>> BEGIN

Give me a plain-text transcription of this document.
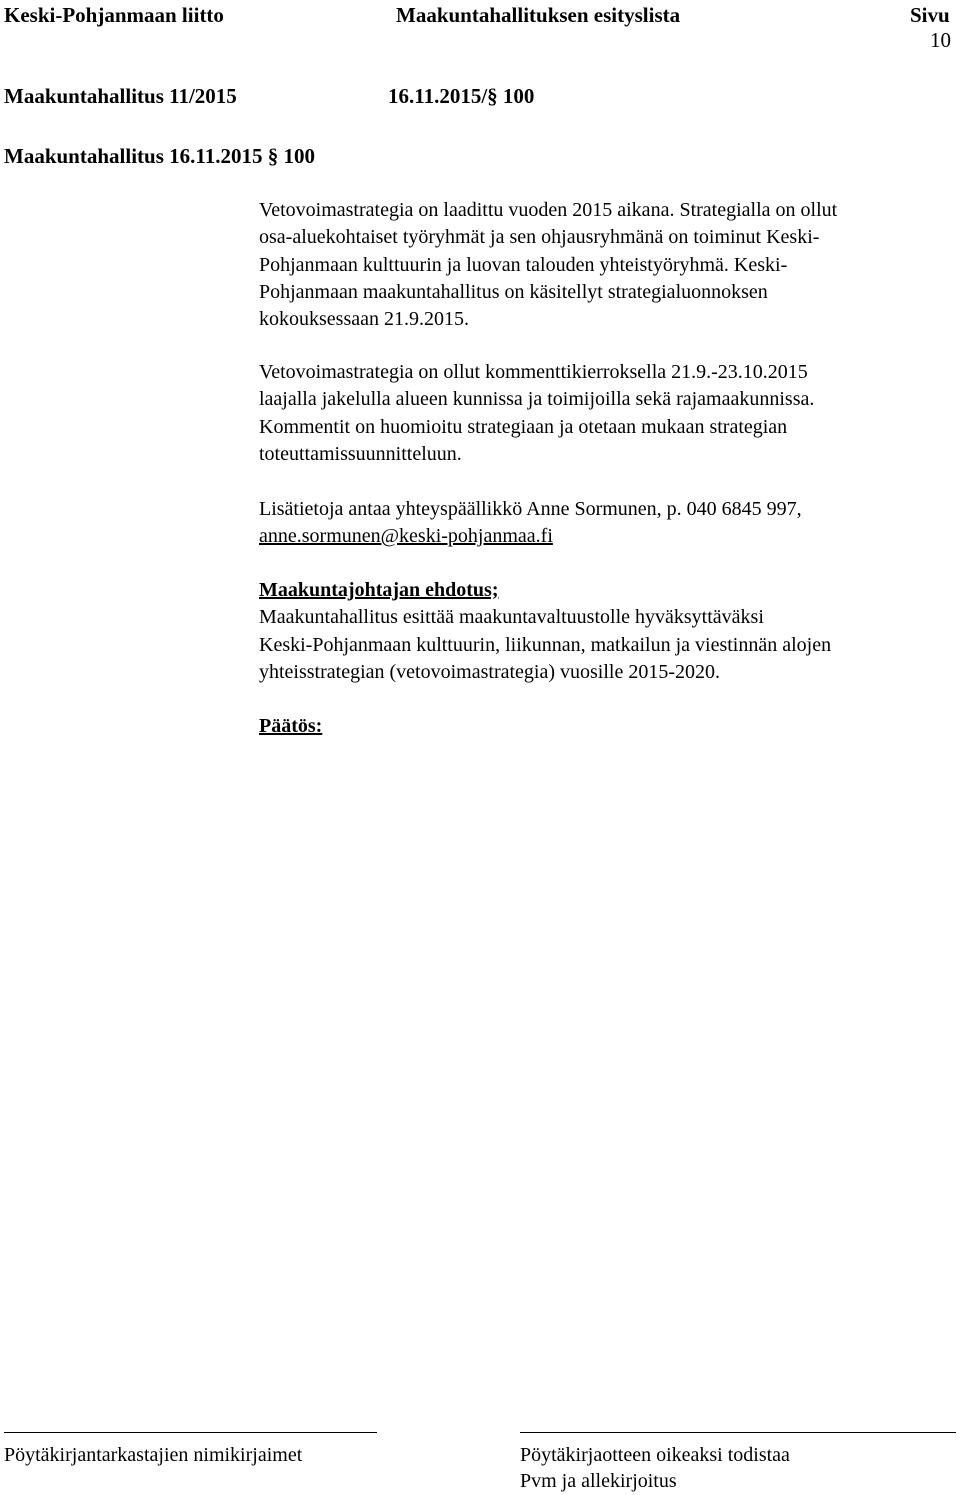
Keski-Pohjanmaan liitto	Maakuntahallituksen esityslista	Sivu
10
Maakuntahallitus 11/2015	16.11.2015/§ 100
Maakuntahallitus 16.11.2015 § 100

Vetovoimastrategia on laadittu vuoden 2015 aikana. Strategialla on ollut

osa-aluekohtaiset työryhmät ja sen ohjausryhmänä on toiminut Keski-

Pohjanmaan kulttuurin ja luovan talouden yhteistyöryhmä. Keski-

Pohjanmaan maakuntahallitus on käsitellyt strategialuonnoksen

kokouksessaan 21.9.2015.

Vetovoimastrategia on ollut kommenttikierroksella 21.9.-23.10.2015

laajalla jakelulla alueen kunnissa ja toimijoilla sekä rajamaakunnissa.

Kommentit on huomioitu strategiaan ja otetaan mukaan strategian

toteuttamissuunnitteluun.

Lisätietoja antaa yhteyspäällikkö Anne Sormunen, p. 040 6845 997,

anne.sormunen@keski-pohjanmaa.fi

Maakuntajohtajan ehdotus;

Maakuntahallitus esittää maakuntavaltuustolle hyväksyttäväksi

Keski-Pohjanmaan kulttuurin, liikunnan, matkailun ja viestinnän alojen

yhteisstrategian (vetovoimastrategia) vuosille 2015-2020.

Päätös:

Pöytäkirjantarkastajien nimikirjaimet	Pöytäkirjaotteen oikeaksi todistaa
Pvm ja allekirjoitus
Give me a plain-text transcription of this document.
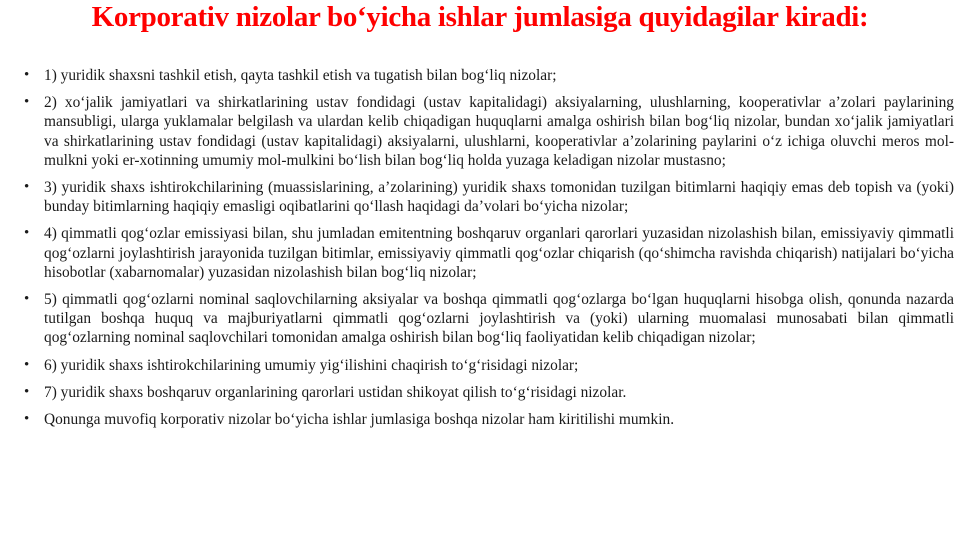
Korporativ nizolar bo‘yicha ishlar jumlasiga quyidagilar kiradi:
• 1) yuridik shaxsni tashkil etish, qayta tashkil etish va tugatish bilan bog‘liq nizolar;
• 2) xo‘jalik jamiyatlari va shirkatlarining ustav fondidagi (ustav kapitalidagi) aksiyalarning, ulushlarning, kooperativlar a’zolari paylarining mansubligi, ularga yuklamalar belgilash va ulardan kelib chiqadigan huquqlarni amalga oshirish bilan bog‘liq nizolar, bundan xo‘jalik jamiyatlari va shirkatlarining ustav fondidagi (ustav kapitalidagi) aksiyalarni, ulushlarni, kooperativlar a’zolarining paylarini o‘z ichiga oluvchi meros mol-mulkni yoki er-xotinning umumiy mol-mulkini bo‘lish bilan bog‘liq holda yuzaga keladigan nizolar mustasno;
• 3) yuridik shaxs ishtirokchilarining (muassislarining, a’zolarining) yuridik shaxs tomonidan tuzilgan bitimlarni haqiqiy emas deb topish va (yoki) bunday bitimlarning haqiqiy emasligi oqibatlarini qo‘llash haqidagi da’volari bo‘yicha nizolar;
• 4) qimmatli qog‘ozlar emissiyasi bilan, shu jumladan emitentning boshqaruv organlari qarorlari yuzasidan nizolashish bilan, emissiyaviy qimmatli qog‘ozlarni joylashtirish jarayonida tuzilgan bitimlar, emissiyaviy qimmatli qog‘ozlar chiqarish (qo‘shimcha ravishda chiqarish) natijalari bo‘yicha hisobotlar (xabarnomalar) yuzasidan nizolashish bilan bog‘liq nizolar;
• 5) qimmatli qog‘ozlarni nominal saqlovchilarning aksiyalar va boshqa qimmatli qog‘ozlarga bo‘lgan huquqlarni hisobga olish, qonunda nazarda tutilgan boshqa huquq va majburiyatlarni qimmatli qog‘ozlarni joylashtirish va (yoki) ularning muomalasi munosabati bilan qimmatli qog‘ozlarning nominal saqlovchilari tomonidan amalga oshirish bilan bog‘liq faoliyatidan kelib chiqadigan nizolar;
• 6) yuridik shaxs ishtirokchilarining umumiy yig‘ilishini chaqirish to‘g‘risidagi nizolar;
• 7) yuridik shaxs boshqaruv organlarining qarorlari ustidan shikoyat qilish to‘g‘risidagi nizolar.
• Qonunga muvofiq korporativ nizolar bo‘yicha ishlar jumlasiga boshqa nizolar ham kiritilishi mumkin.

>> END

Search the data for the string "jumlasiga" and copy each line where it appears.

Output below:
Korporativ nizolar bo‘yicha ishlar jumlasiga quyidagilar kiradi:
• Qonunga muvofiq korporativ nizolar bo‘yicha ishlar jumlasiga boshqa nizolar ham kiritilishi mumkin.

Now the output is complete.